> WORK TO DO
Transcribe the full listing below exactly.

(Data entries for graphics)
▬▬▬▬▬▬▬▬▬▬

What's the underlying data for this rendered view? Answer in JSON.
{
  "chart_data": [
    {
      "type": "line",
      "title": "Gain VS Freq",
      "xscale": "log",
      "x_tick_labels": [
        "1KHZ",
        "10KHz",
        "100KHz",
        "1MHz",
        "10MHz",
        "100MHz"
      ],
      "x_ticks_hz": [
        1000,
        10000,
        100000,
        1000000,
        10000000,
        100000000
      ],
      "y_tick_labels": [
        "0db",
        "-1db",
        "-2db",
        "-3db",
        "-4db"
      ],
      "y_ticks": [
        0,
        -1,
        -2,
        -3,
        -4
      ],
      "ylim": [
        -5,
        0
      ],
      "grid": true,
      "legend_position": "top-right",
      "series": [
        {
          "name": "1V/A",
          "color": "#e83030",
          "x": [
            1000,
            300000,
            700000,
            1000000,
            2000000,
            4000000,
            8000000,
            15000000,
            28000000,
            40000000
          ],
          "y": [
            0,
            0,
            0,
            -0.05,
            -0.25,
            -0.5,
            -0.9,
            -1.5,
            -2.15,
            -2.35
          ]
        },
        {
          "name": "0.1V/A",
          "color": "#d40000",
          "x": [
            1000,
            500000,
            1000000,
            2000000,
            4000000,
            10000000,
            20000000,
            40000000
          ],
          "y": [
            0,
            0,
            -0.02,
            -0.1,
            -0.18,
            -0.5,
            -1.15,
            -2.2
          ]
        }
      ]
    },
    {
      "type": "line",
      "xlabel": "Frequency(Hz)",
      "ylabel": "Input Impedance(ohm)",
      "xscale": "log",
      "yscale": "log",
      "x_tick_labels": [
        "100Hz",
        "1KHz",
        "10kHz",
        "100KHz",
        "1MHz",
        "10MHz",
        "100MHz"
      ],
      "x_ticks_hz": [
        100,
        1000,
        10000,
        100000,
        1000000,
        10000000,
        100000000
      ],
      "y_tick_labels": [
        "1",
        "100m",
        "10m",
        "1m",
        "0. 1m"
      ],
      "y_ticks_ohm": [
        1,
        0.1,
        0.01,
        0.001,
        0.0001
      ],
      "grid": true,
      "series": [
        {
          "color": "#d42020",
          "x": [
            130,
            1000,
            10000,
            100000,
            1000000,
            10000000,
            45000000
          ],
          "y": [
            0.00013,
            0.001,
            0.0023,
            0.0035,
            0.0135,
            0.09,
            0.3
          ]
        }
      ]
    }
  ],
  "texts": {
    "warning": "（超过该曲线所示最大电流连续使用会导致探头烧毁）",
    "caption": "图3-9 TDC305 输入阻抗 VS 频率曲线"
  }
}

▬▬▬▬▬▬▬▬▬▬

> EXERCISE ANSWER
What's the underlying data for this rendered view? Answer in JSON.
{
  "chart_data": [
    {
      "type": "line",
      "title": "Gain VS Freq",
      "xscale": "log",
      "x_tick_labels": [
        "1KHZ",
        "10KHz",
        "100KHz",
        "1MHz",
        "10MHz",
        "100MHz"
      ],
      "x_ticks_hz": [
        1000,
        10000,
        100000,
        1000000,
        10000000,
        100000000
      ],
      "y_tick_labels": [
        "0db",
        "-1db",
        "-2db",
        "-3db",
        "-4db"
      ],
      "y_ticks": [
        0,
        -1,
        -2,
        -3,
        -4
      ],
      "ylim": [
        -5,
        0
      ],
      "grid": true,
      "legend_position": "top-right",
      "series": [
        {
          "name": "1V/A",
          "color": "#e83030",
          "x": [
            1000,
            300000,
            700000,
            1000000,
            2000000,
            4000000,
            8000000,
            15000000,
            28000000,
            40000000
          ],
          "y": [
            0,
            0,
            0,
            -0.05,
            -0.25,
            -0.5,
            -0.9,
            -1.5,
            -2.15,
            -2.35
          ]
        },
        {
          "name": "0.1V/A",
          "color": "#d40000",
          "x": [
            1000,
            500000,
            1000000,
            2000000,
            4000000,
            10000000,
            20000000,
            40000000
          ],
          "y": [
            0,
            0,
            -0.02,
            -0.1,
            -0.18,
            -0.5,
            -1.15,
            -2.2
          ]
        }
      ]
    },
    {
      "type": "line",
      "xlabel": "Frequency(Hz)",
      "ylabel": "Input Impedance(ohm)",
      "xscale": "log",
      "yscale": "log",
      "x_tick_labels": [
        "100Hz",
        "1KHz",
        "10kHz",
        "100KHz",
        "1MHz",
        "10MHz",
        "100MHz"
      ],
      "x_ticks_hz": [
        100,
        1000,
        10000,
        100000,
        1000000,
        10000000,
        100000000
      ],
      "y_tick_labels": [
        "1",
        "100m",
        "10m",
        "1m",
        "0. 1m"
      ],
      "y_ticks_ohm": [
        1,
        0.1,
        0.01,
        0.001,
        0.0001
      ],
      "grid": true,
      "series": [
        {
          "color": "#d42020",
          "x": [
            130,
            1000,
            10000,
            100000,
            1000000,
            10000000,
            45000000
          ],
          "y": [
            0.00013,
            0.001,
            0.0023,
            0.0035,
            0.0135,
            0.09,
            0.3
          ]
        }
      ]
    }
  ],
  "texts": {
    "warning": "（超过该曲线所示最大电流连续使用会导致探头烧毁）",
    "caption": "图3-9 TDC305 输入阻抗 VS 频率曲线"
  }
}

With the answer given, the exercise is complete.